───── RECORDS PROVIDED ─────

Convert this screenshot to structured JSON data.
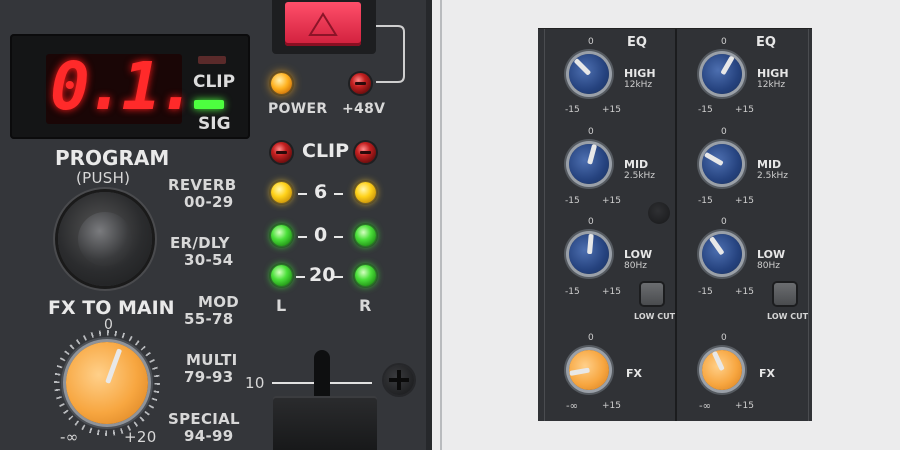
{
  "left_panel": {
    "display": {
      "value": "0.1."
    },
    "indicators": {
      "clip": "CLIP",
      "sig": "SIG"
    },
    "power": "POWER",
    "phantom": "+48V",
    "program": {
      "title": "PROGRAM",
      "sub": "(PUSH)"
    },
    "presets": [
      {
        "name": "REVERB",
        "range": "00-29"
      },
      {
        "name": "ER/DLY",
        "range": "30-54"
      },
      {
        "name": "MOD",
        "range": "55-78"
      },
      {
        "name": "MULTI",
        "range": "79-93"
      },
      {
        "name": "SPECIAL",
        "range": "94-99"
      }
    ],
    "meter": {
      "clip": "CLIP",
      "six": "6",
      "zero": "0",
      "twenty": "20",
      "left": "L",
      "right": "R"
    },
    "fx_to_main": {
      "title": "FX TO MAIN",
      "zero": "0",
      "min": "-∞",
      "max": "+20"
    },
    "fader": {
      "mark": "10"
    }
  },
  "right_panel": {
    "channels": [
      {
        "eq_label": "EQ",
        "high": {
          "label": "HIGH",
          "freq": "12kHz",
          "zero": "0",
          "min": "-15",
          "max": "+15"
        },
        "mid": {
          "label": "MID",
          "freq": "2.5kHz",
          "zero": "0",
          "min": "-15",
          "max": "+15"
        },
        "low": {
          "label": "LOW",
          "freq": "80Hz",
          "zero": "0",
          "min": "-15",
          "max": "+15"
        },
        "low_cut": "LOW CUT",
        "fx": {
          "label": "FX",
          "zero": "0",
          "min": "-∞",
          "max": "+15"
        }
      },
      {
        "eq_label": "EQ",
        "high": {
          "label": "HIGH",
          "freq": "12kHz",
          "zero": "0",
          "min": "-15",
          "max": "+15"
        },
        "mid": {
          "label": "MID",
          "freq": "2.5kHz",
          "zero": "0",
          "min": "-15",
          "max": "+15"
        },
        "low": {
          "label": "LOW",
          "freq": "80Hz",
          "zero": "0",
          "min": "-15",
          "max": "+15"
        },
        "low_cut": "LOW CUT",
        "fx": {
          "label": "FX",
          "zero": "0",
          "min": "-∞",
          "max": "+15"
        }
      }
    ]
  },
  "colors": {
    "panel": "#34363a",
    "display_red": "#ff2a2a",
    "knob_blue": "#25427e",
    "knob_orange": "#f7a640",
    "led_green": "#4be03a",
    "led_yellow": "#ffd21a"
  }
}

─────

• THE REQUEST: Set down all the entries exactly as they appear, but skip any pictures.

• SOLUTION TO THIS PROBLEM:
Convert this screenshot to structured JSON data.
{
  "left_panel": {
    "display": {
      "value": "0.1."
    },
    "indicators": {
      "clip": "CLIP",
      "sig": "SIG"
    },
    "power": "POWER",
    "phantom": "+48V",
    "program": {
      "title": "PROGRAM",
      "sub": "(PUSH)"
    },
    "presets": [
      {
        "name": "REVERB",
        "range": "00-29"
      },
      {
        "name": "ER/DLY",
        "range": "30-54"
      },
      {
        "name": "MOD",
        "range": "55-78"
      },
      {
        "name": "MULTI",
        "range": "79-93"
      },
      {
        "name": "SPECIAL",
        "range": "94-99"
      }
    ],
    "meter": {
      "clip": "CLIP",
      "six": "6",
      "zero": "0",
      "twenty": "20",
      "left": "L",
      "right": "R"
    },
    "fx_to_main": {
      "title": "FX TO MAIN",
      "zero": "0",
      "min": "-∞",
      "max": "+20"
    },
    "fader": {
      "mark": "10"
    }
  },
  "right_panel": {
    "channels": [
      {
        "eq_label": "EQ",
        "high": {
          "label": "HIGH",
          "freq": "12kHz",
          "zero": "0",
          "min": "-15",
          "max": "+15"
        },
        "mid": {
          "label": "MID",
          "freq": "2.5kHz",
          "zero": "0",
          "min": "-15",
          "max": "+15"
        },
        "low": {
          "label": "LOW",
          "freq": "80Hz",
          "zero": "0",
          "min": "-15",
          "max": "+15"
        },
        "low_cut": "LOW CUT",
        "fx": {
          "label": "FX",
          "zero": "0",
          "min": "-∞",
          "max": "+15"
        }
      },
      {
        "eq_label": "EQ",
        "high": {
          "label": "HIGH",
          "freq": "12kHz",
          "zero": "0",
          "min": "-15",
          "max": "+15"
        },
        "mid": {
          "label": "MID",
          "freq": "2.5kHz",
          "zero": "0",
          "min": "-15",
          "max": "+15"
        },
        "low": {
          "label": "LOW",
          "freq": "80Hz",
          "zero": "0",
          "min": "-15",
          "max": "+15"
        },
        "low_cut": "LOW CUT",
        "fx": {
          "label": "FX",
          "zero": "0",
          "min": "-∞",
          "max": "+15"
        }
      }
    ]
  },
  "colors": {
    "panel": "#34363a",
    "display_red": "#ff2a2a",
    "knob_blue": "#25427e",
    "knob_orange": "#f7a640",
    "led_green": "#4be03a",
    "led_yellow": "#ffd21a"
  }
}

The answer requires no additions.